Instructions to follow: Transcribe each line of the records below exactly, excluding any embedded images.
======== Entries shown
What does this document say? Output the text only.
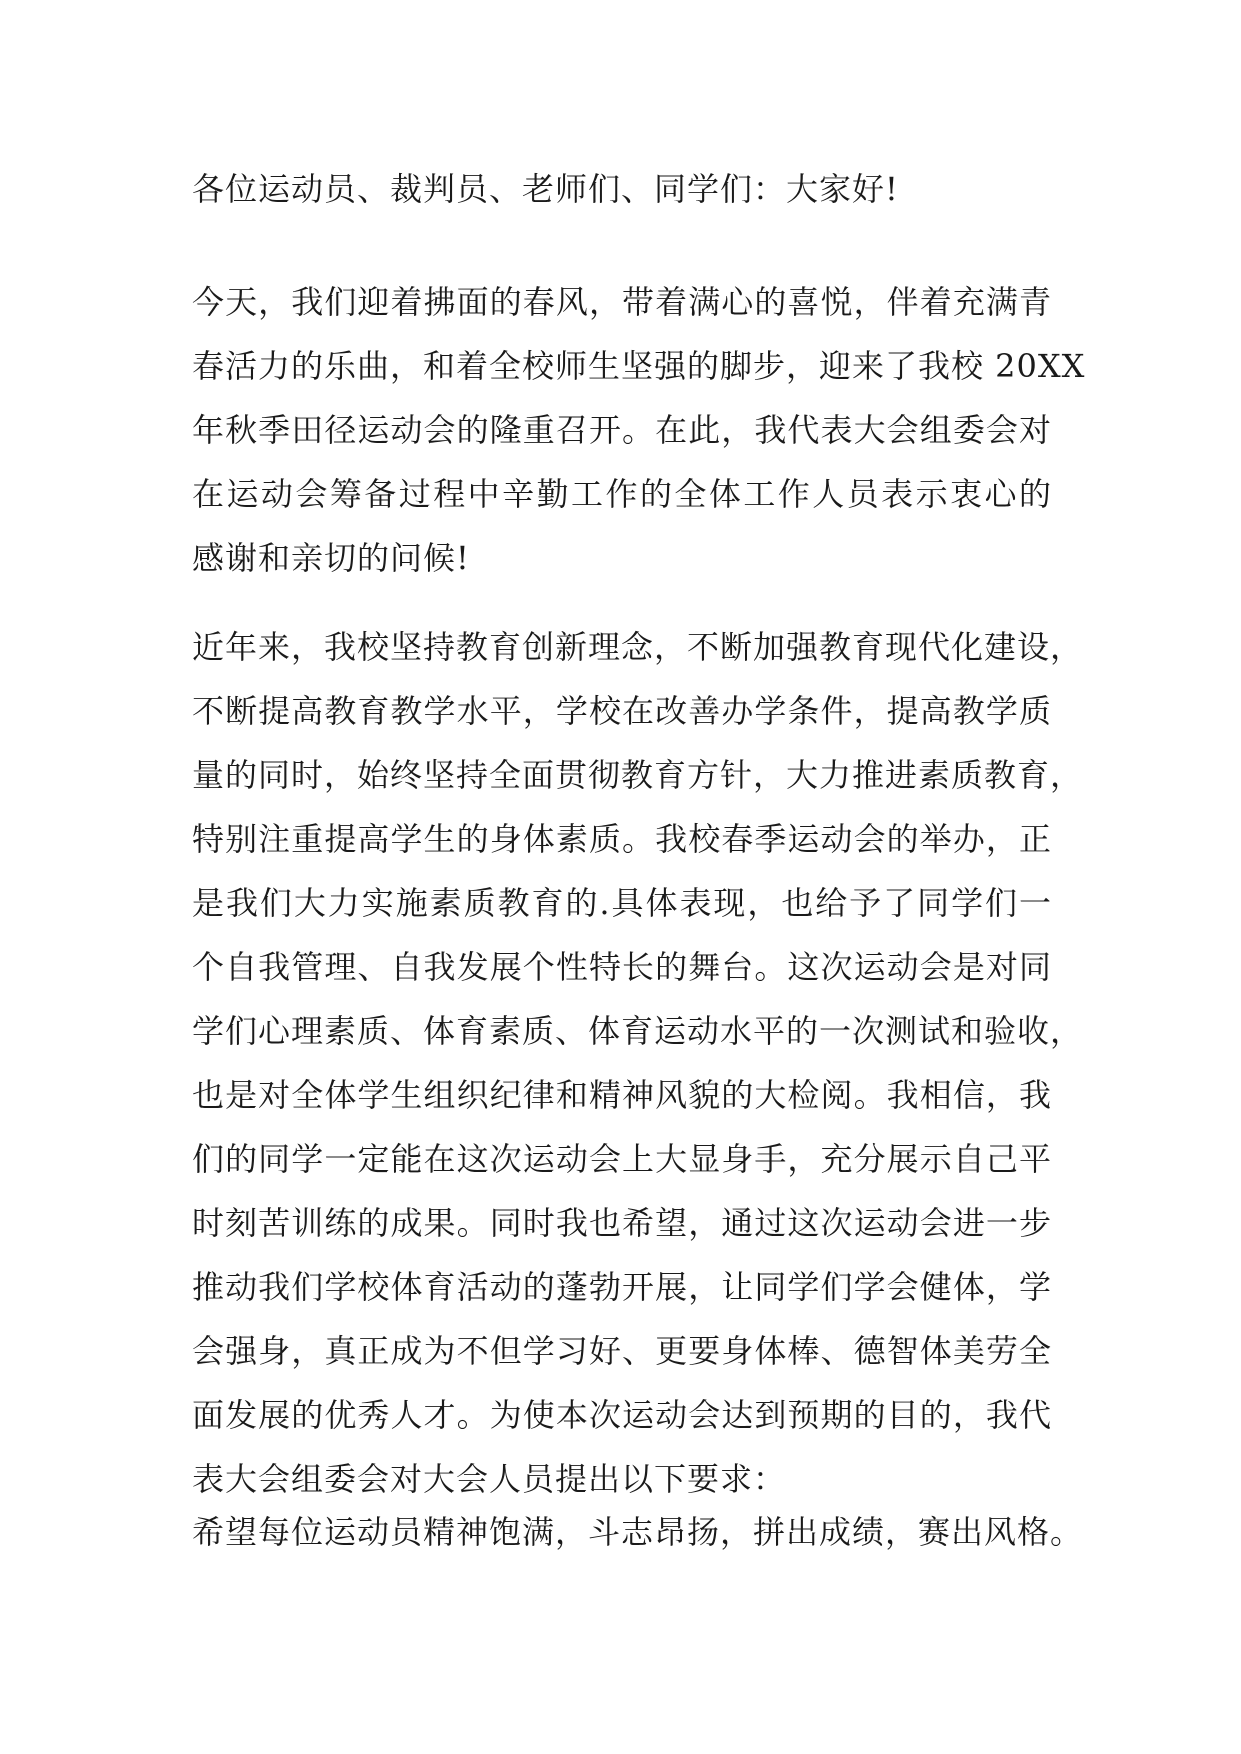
各位运动员、裁判员、老师们、同学们：大家好!
今天，我们迎着拂面的春风，带着满心的喜悦，伴着充满青
春活力的乐曲，和着全校师生坚强的脚步，迎来了我校 20XX
年秋季田径运动会的隆重召开。在此，我代表大会组委会对
在运动会筹备过程中辛勤工作的全体工作人员表示衷心的
感谢和亲切的问候!
近年来，我校坚持教育创新理念，不断加强教育现代化建设，
不断提高教育教学水平，学校在改善办学条件，提高教学质
量的同时，始终坚持全面贯彻教育方针，大力推进素质教育，
特别注重提高学生的身体素质。我校春季运动会的举办，正
是我们大力实施素质教育的.具体表现，也给予了同学们一
个自我管理、自我发展个性特长的舞台。这次运动会是对同
学们心理素质、体育素质、体育运动水平的一次测试和验收，
也是对全体学生组织纪律和精神风貌的大检阅。我相信，我
们的同学一定能在这次运动会上大显身手，充分展示自己平
时刻苦训练的成果。同时我也希望，通过这次运动会进一步
推动我们学校体育活动的蓬勃开展，让同学们学会健体，学
会强身，真正成为不但学习好、更要身体棒、德智体美劳全
面发展的优秀人才。为使本次运动会达到预期的目的，我代
表大会组委会对大会人员提出以下要求：
希望每位运动员精神饱满，斗志昂扬，拼出成绩，赛出风格。
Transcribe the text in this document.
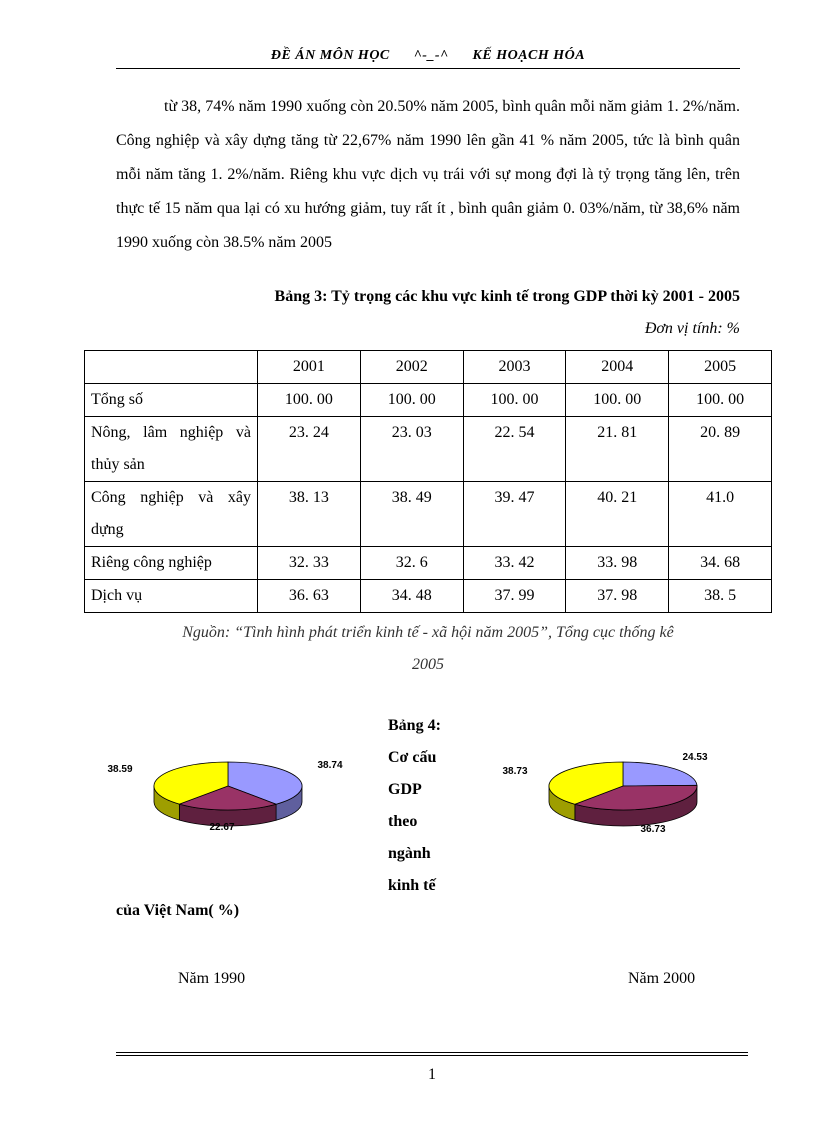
ĐỀ ÁN MÔN HỌC ^-_-^ KẾ HOẠCH HÓA
từ 38, 74% năm 1990 xuống còn 20.50% năm 2005, bình quân mỗi năm giảm 1. 2%/năm. Công nghiệp và xây dựng tăng từ 22,67% năm 1990 lên gần 41 % năm 2005, tức là bình quân mỗi năm tăng 1. 2%/năm. Riêng khu vực dịch vụ trái với sự mong đợi là tỷ trọng tăng lên, trên thực tế 15 năm qua lại có xu hướng giảm, tuy rất ít , bình quân giảm 0. 03%/năm, từ 38,6% năm 1990 xuống còn 38.5% năm 2005
Bảng 3: Tỷ trọng các khu vực kinh tế trong GDP thời kỳ 2001 - 2005
Đơn vị tính: %
	2001	2002	2003	2004	2005
Tổng số	100. 00	100. 00	100. 00	100. 00	100. 00
Nông, lâm nghiệp và thủy sản	23. 24	23. 03	22. 54	21. 81	20. 89
Công nghiệp và xây dựng	38. 13	38. 49	39. 47	40. 21	41.0
Riêng công nghiệp	32. 33	32. 6	33. 42	33. 98	34. 68
Dịch vụ	36. 63	34. 48	37. 99	37. 98	38. 5
Nguồn: “Tình hình phát triển kinh tế - xã hội năm 2005”, Tổng cục thống kê
2005
Bảng 4:
Cơ cấu
GDP
theo
ngành
kinh tế
của Việt Nam( %)
38.74
22.67
38.59
24.53
36.73
38.73
Năm 1990	Năm 2000
1
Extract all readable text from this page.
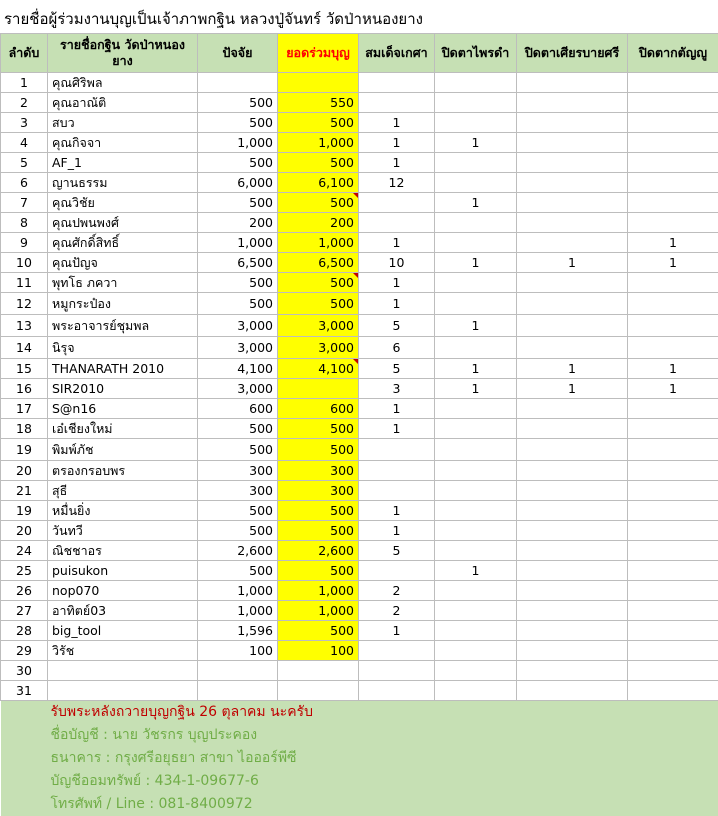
รายชื่อผู้ร่วมงานบุญเป็นเจ้าภาพกฐิน หลวงปู่จันทร์ วัดป่าหนองยาง
ลำดับ	รายชื่อกฐิน วัดป่าหนองยาง	ปัจจัย	ยอดร่วมบุญ	สมเด็จเกศา	ปิดตาไพรดำ	ปิดตาเศียรบายศรี	ปิดตากตัญญู
1	คุณศิริพล						
2	คุณอาณัติ	500	550				
3	สบว	500	500	1			
4	คุณกิจจา	1,000	1,000	1	1		
5	AF_1	500	500	1			
6	ญานธรรม	6,000	6,100	12			
7	คุณวิชัย	500	500		1		
8	คุณปพนพงศ์	200	200				
9	คุณศักดิ์สิทธิ์	1,000	1,000	1			1
10	คุณปัญจ	6,500	6,500	10	1	1	1
11	พุทโธ ภควา	500	500	1			
12	หมูกระป๋อง	500	500	1			
13	พระอาจารย์ชุมพล	3,000	3,000	5	1		
14	นิรุจ	3,000	3,000	6			
15	THANARATH 2010	4,100	4,100	5	1	1	1
16	SIR2010	3,000		3	1	1	1
17	S@n16	600	600	1			
18	เอ๋เชียงใหม่	500	500	1			
19	พิมพ์ภัช	500	500				
20	ตรองกรอบพร	300	300				
21	สุธี	300	300				
19	หมื่นยิ่ง	500	500	1			
20	วันทวี	500	500	1			
24	ณิชชาอร	2,600	2,600	5			
25	puisukon	500	500		1		
26	nop070	1,000	1,000	2			
27	อาทิตย์03	1,000	1,000	2			
28	big_tool	1,596	500	1			
29	วิรัช	100	100				
30							
31							
รับพระหลังถวายบุญกฐิน 26 ตุลาคม นะครับ							
ชื่อบัญชี : นาย วัชรกร บุญประคอง							
ธนาคาร : กรุงศรีอยุธยา สาขา ไอออร์พีซี							
บัญชีออมทรัพย์ : 434-1-09677-6							
โทรศัพท์ / Line : 081-8400972							
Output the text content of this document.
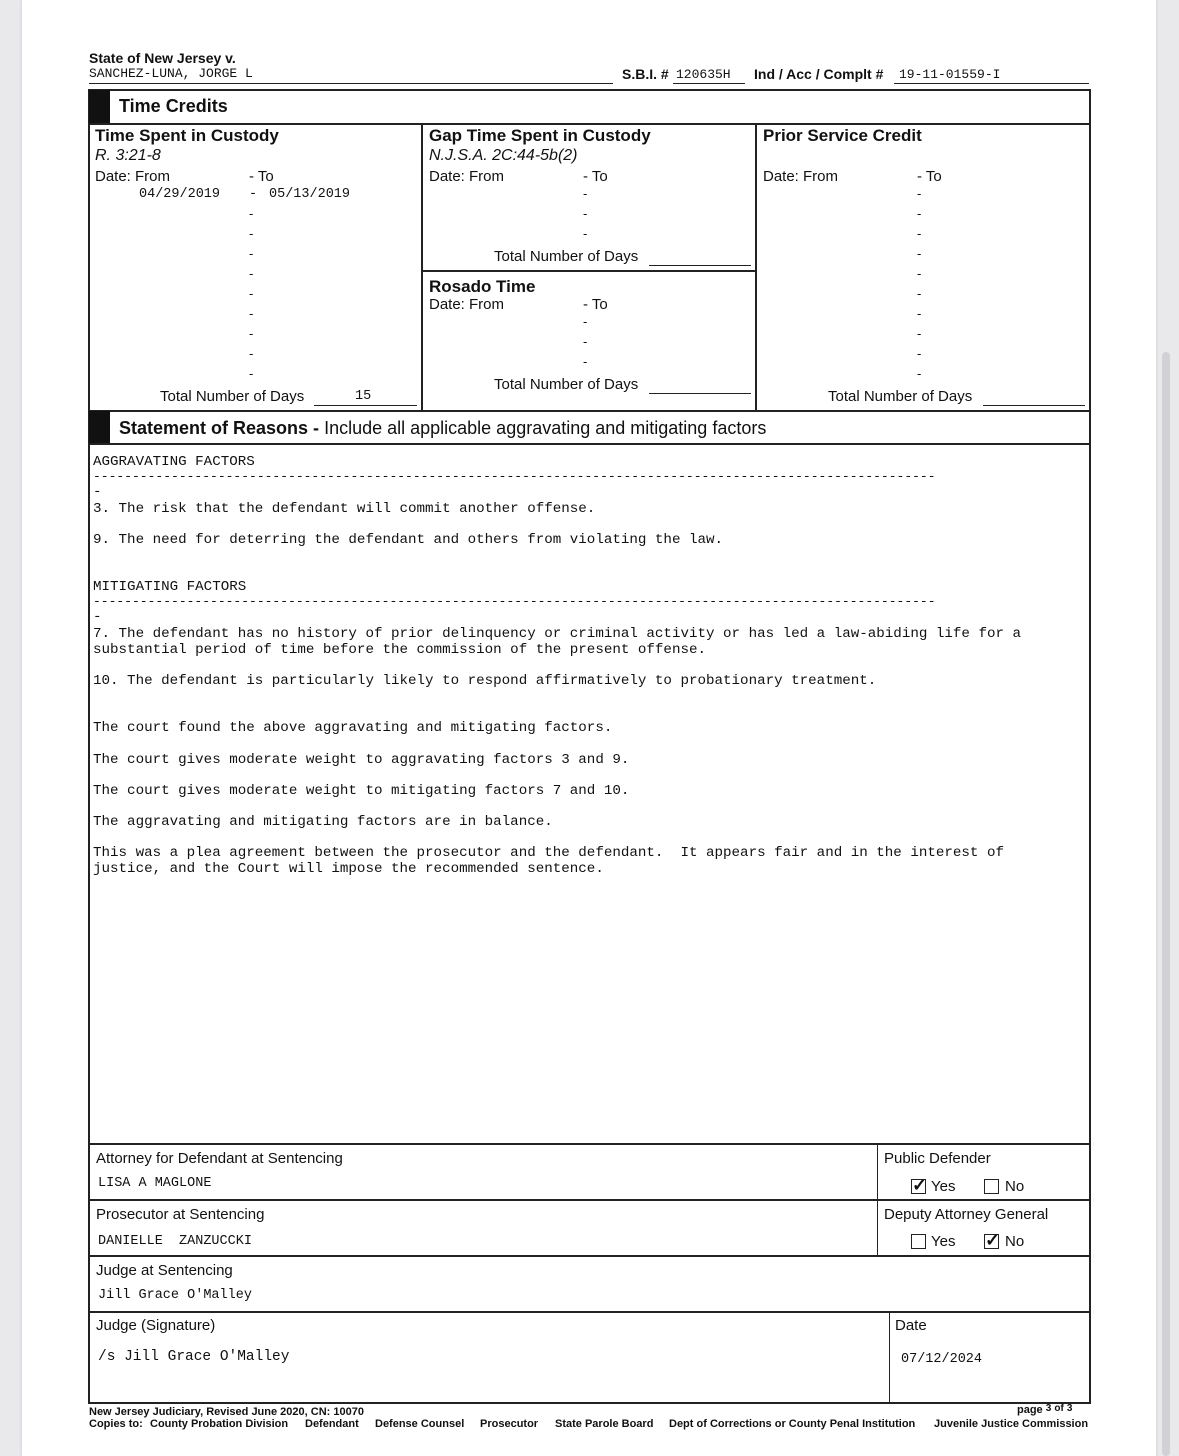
State of New Jersey v.
SANCHEZ-LUNA, JORGE L	S.B.I. # 120635H Ind / Acc / Complt # 19-11-01559-I
Time Credits
Time Spent in Custody
R. 3:21-8
Date: From	- To
04/29/2019 - 05/13/2019
-
-
-
-
-
-
-
-
-
Total Number of Days	15
Gap Time Spent in Custody
N.J.S.A. 2C:44-5b(2)
Date: From	- To
-
-
-
Total Number of Days
Rosado Time
Date: From	- To
-
-
-
Total Number of Days
Prior Service Credit
Date: From	- To
-
-
-
-
-
-
-
-
-
-
Total Number of Days
Statement of Reasons - Include all applicable aggravating and mitigating factors
AGGRAVATING FACTORS
------------------------------------------------------------------------------------------------------------
-
3. The risk that the defendant will commit another offense.
9. The need for deterring the defendant and others from violating the law.
MITIGATING FACTORS
------------------------------------------------------------------------------------------------------------
-
7. The defendant has no history of prior delinquency or criminal activity or has led a law-abiding life for a
substantial period of time before the commission of the present offense.
10. The defendant is particularly likely to respond affirmatively to probationary treatment.
The court found the above aggravating and mitigating factors.
The court gives moderate weight to aggravating factors 3 and 9.
The court gives moderate weight to mitigating factors 7 and 10.
The aggravating and mitigating factors are in balance.
This was a plea agreement between the prosecutor and the defendant.  It appears fair and in the interest of
justice, and the Court will impose the recommended sentence.
Attorney for Defendant at Sentencing
LISA A MAGLONE
Public Defender
✓ Yes	No
Prosecutor at Sentencing
DANIELLE  ZANZUCCKI
Deputy Attorney General
Yes ✓ No
Judge at Sentencing
Jill Grace O'Malley
Judge (Signature)
/s Jill Grace O'Malley
Date
07/12/2024
New Jersey Judiciary, Revised June 2020, CN: 10070	page 3 of 3
Copies to: County Probation Division Defendant Defense Counsel Prosecutor State Parole Board Dept of Corrections or County Penal Institution Juvenile Justice Commission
================
Response below:
What does this document say? Output the text only.
各位运动员、裁判员、老师们、同学们：大家好!
今天，我们迎着拂面的春风，带着满心的喜悦，伴着充满青
春活力的乐曲，和着全校师生坚强的脚步，迎来了我校 20XX
年秋季田径运动会的隆重召开。在此，我代表大会组委会对
在运动会筹备过程中辛勤工作的全体工作人员表示衷心的
感谢和亲切的问候!
近年来，我校坚持教育创新理念，不断加强教育现代化建设，
不断提高教育教学水平，学校在改善办学条件，提高教学质
量的同时，始终坚持全面贯彻教育方针，大力推进素质教育，
特别注重提高学生的身体素质。我校春季运动会的举办，正
是我们大力实施素质教育的.具体表现，也给予了同学们一
个自我管理、自我发展个性特长的舞台。这次运动会是对同
学们心理素质、体育素质、体育运动水平的一次测试和验收，
也是对全体学生组织纪律和精神风貌的大检阅。我相信，我
们的同学一定能在这次运动会上大显身手，充分展示自己平
时刻苦训练的成果。同时我也希望，通过这次运动会进一步
推动我们学校体育活动的蓬勃开展，让同学们学会健体，学
会强身，真正成为不但学习好、更要身体棒、德智体美劳全
面发展的优秀人才。为使本次运动会达到预期的目的，我代
表大会组委会对大会人员提出以下要求：
希望每位运动员精神饱满，斗志昂扬，拼出成绩，赛出风格。
Transcribe the text in this document.
ĐỀ ÁN MÔN HỌC ^-_-^ KẾ HOẠCH HÓA
từ 38, 74% năm 1990 xuống còn 20.50% năm 2005, bình quân mỗi năm giảm 1. 2%/năm. Công nghiệp và xây dựng tăng từ 22,67% năm 1990 lên gần 41 % năm 2005, tức là bình quân mỗi năm tăng 1. 2%/năm. Riêng khu vực dịch vụ trái với sự mong đợi là tỷ trọng tăng lên, trên thực tế 15 năm qua lại có xu hướng giảm, tuy rất ít , bình quân giảm 0. 03%/năm, từ 38,6% năm 1990 xuống còn 38.5% năm 2005
Bảng 3: Tỷ trọng các khu vực kinh tế trong GDP thời kỳ 2001 - 2005
Đơn vị tính: %
	2001	2002	2003	2004	2005
Tổng số	100. 00	100. 00	100. 00	100. 00	100. 00
Nông, lâm nghiệp và thủy sản	23. 24	23. 03	22. 54	21. 81	20. 89
Công nghiệp và xây dựng	38. 13	38. 49	39. 47	40. 21	41.0
Riêng công nghiệp	32. 33	32. 6	33. 42	33. 98	34. 68
Dịch vụ	36. 63	34. 48	37. 99	37. 98	38. 5
Nguồn: “Tình hình phát triển kinh tế - xã hội năm 2005”, Tổng cục thống kê
2005
Bảng 4:
Cơ cấu
GDP
theo
ngành
kinh tế
của Việt Nam( %)
38.74
22.67
38.59
24.53
36.73
38.73
Năm 1990	Năm 2000
1
Extract all readable text from this page.
รายชื่อผู้ร่วมงานบุญเป็นเจ้าภาพกฐิน หลวงปู่จันทร์ วัดป่าหนองยาง
ลำดับ	รายชื่อกฐิน วัดป่าหนองยาง	ปัจจัย	ยอดร่วมบุญ	สมเด็จเกศา	ปิดตาไพรดำ	ปิดตาเศียรบายศรี	ปิดตากตัญญู
1	คุณศิริพล						
2	คุณอาณัติ	500	550				
3	สบว	500	500	1			
4	คุณกิจจา	1,000	1,000	1	1		
5	AF_1	500	500	1			
6	ญานธรรม	6,000	6,100	12			
7	คุณวิชัย	500	500		1		
8	คุณปพนพงศ์	200	200				
9	คุณศักดิ์สิทธิ์	1,000	1,000	1			1
10	คุณปัญจ	6,500	6,500	10	1	1	1
11	พุทโธ ภควา	500	500	1			
12	หมูกระป๋อง	500	500	1			
13	พระอาจารย์ชุมพล	3,000	3,000	5	1		
14	นิรุจ	3,000	3,000	6			
15	THANARATH 2010	4,100	4,100	5	1	1	1
16	SIR2010	3,000		3	1	1	1
17	S@n16	600	600	1			
18	เอ๋เชียงใหม่	500	500	1			
19	พิมพ์ภัช	500	500				
20	ตรองกรอบพร	300	300				
21	สุธี	300	300				
19	หมื่นยิ่ง	500	500	1			
20	วันทวี	500	500	1			
24	ณิชชาอร	2,600	2,600	5			
25	puisukon	500	500		1		
26	nop070	1,000	1,000	2			
27	อาทิตย์03	1,000	1,000	2			
28	big_tool	1,596	500	1			
29	วิรัช	100	100				
30							
31							
รับพระหลังถวายบุญกฐิน 26 ตุลาคม นะครับ							
ชื่อบัญชี : นาย วัชรกร บุญประคอง							
ธนาคาร : กรุงศรีอยุธยา สาขา ไอออร์พีซี							
บัญชีออมทรัพย์ : 434-1-09677-6							
โทรศัพท์ / Line : 081-8400972							
Output the text content of this document.
State of New Jersey v.
SANCHEZ-LUNA, JORGE L	S.B.I. # 120635H Ind / Acc / Complt # 19-11-01559-I
Time Credits
Time Spent in Custody
R. 3:21-8
Date: From	- To
04/29/2019 - 05/13/2019
-
-
-
-
-
-
-
-
-
Total Number of Days	15
Gap Time Spent in Custody
N.J.S.A. 2C:44-5b(2)
Date: From	- To
-
-
-
Total Number of Days
Rosado Time
Date: From	- To
-
-
-
Total Number of Days
Prior Service Credit
Date: From	- To
-
-
-
-
-
-
-
-
-
-
Total Number of Days
Statement of Reasons - Include all applicable aggravating and mitigating factors
AGGRAVATING FACTORS
------------------------------------------------------------------------------------------------------------
-
3. The risk that the defendant will commit another offense.
9. The need for deterring the defendant and others from violating the law.
MITIGATING FACTORS
------------------------------------------------------------------------------------------------------------
-
7. The defendant has no history of prior delinquency or criminal activity or has led a law-abiding life for a
substantial period of time before the commission of the present offense.
10. The defendant is particularly likely to respond affirmatively to probationary treatment.
The court found the above aggravating and mitigating factors.
The court gives moderate weight to aggravating factors 3 and 9.
The court gives moderate weight to mitigating factors 7 and 10.
The aggravating and mitigating factors are in balance.
This was a plea agreement between the prosecutor and the defendant.  It appears fair and in the interest of
justice, and the Court will impose the recommended sentence.
Attorney for Defendant at Sentencing
LISA A MAGLONE
Public Defender
✓ Yes	No
Prosecutor at Sentencing
DANIELLE  ZANZUCCKI
Deputy Attorney General
Yes ✓ No
Judge at Sentencing
Jill Grace O'Malley
Judge (Signature)
/s Jill Grace O'Malley
Date
07/12/2024
New Jersey Judiciary, Revised June 2020, CN: 10070	page 3 of 3
Copies to: County Probation Division Defendant Defense Counsel Prosecutor State Parole Board Dept of Corrections or County Penal Institution Juvenile Justice Commission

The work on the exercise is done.